------ Entries

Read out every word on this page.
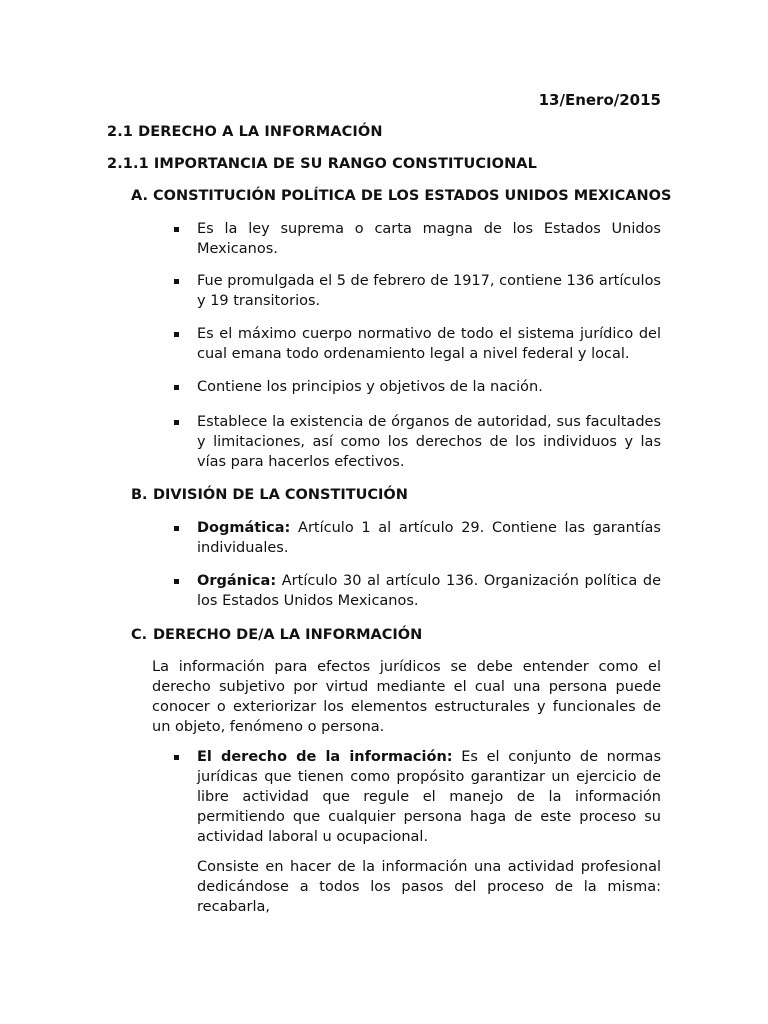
13/Enero/2015
2.1 DERECHO A LA INFORMACIÓN
2.1.1 IMPORTANCIA DE SU RANGO CONSTITUCIONAL
A. CONSTITUCIÓN POLÍTICA DE LOS ESTADOS UNIDOS MEXICANOS
Es la ley suprema o carta magna de los Estados Unidos Mexicanos.
Fue promulgada el 5 de febrero de 1917, contiene 136 artículos y 19 transitorios.
Es el máximo cuerpo normativo de todo el sistema jurídico del cual emana todo ordenamiento legal a nivel federal y local.
Contiene los principios y objetivos de la nación.
Establece la existencia de órganos de autoridad, sus facultades y limitaciones, así como los derechos de los individuos y las vías para hacerlos efectivos.
B. DIVISIÓN DE LA CONSTITUCIÓN
Dogmática: Artículo 1 al artículo 29. Contiene las garantías individuales.
Orgánica: Artículo 30 al artículo 136. Organización política de los Estados Unidos Mexicanos.
C. DERECHO DE/A LA INFORMACIÓN
La información para efectos jurídicos se debe entender como el derecho subjetivo por virtud mediante el cual una persona puede conocer o exteriorizar los elementos estructurales y funcionales de un objeto, fenómeno o persona.
El derecho de la información: Es el conjunto de normas jurídicas que tienen como propósito garantizar un ejercicio de libre actividad que regule el manejo de la información permitiendo que cualquier persona haga de este proceso su actividad laboral u ocupacional.
Consiste en hacer de la información una actividad profesional dedicándose a todos los pasos del proceso de la misma: recabarla,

------------

# [Exercise prompt]
Set down every record once more, word for word, without pictures.

# [Correct answer]
Read out every word on this page.
13/Enero/2015
2.1 DERECHO A LA INFORMACIÓN
2.1.1 IMPORTANCIA DE SU RANGO CONSTITUCIONAL
A. CONSTITUCIÓN POLÍTICA DE LOS ESTADOS UNIDOS MEXICANOS
Es la ley suprema o carta magna de los Estados Unidos Mexicanos.
Fue promulgada el 5 de febrero de 1917, contiene 136 artículos y 19 transitorios.
Es el máximo cuerpo normativo de todo el sistema jurídico del cual emana todo ordenamiento legal a nivel federal y local.
Contiene los principios y objetivos de la nación.
Establece la existencia de órganos de autoridad, sus facultades y limitaciones, así como los derechos de los individuos y las vías para hacerlos efectivos.
B. DIVISIÓN DE LA CONSTITUCIÓN
Dogmática: Artículo 1 al artículo 29. Contiene las garantías individuales.
Orgánica: Artículo 30 al artículo 136. Organización política de los Estados Unidos Mexicanos.
C. DERECHO DE/A LA INFORMACIÓN
La información para efectos jurídicos se debe entender como el derecho subjetivo por virtud mediante el cual una persona puede conocer o exteriorizar los elementos estructurales y funcionales de un objeto, fenómeno o persona.
El derecho de la información: Es el conjunto de normas jurídicas que tienen como propósito garantizar un ejercicio de libre actividad que regule el manejo de la información permitiendo que cualquier persona haga de este proceso su actividad laboral u ocupacional.
Consiste en hacer de la información una actividad profesional dedicándose a todos los pasos del proceso de la misma: recabarla,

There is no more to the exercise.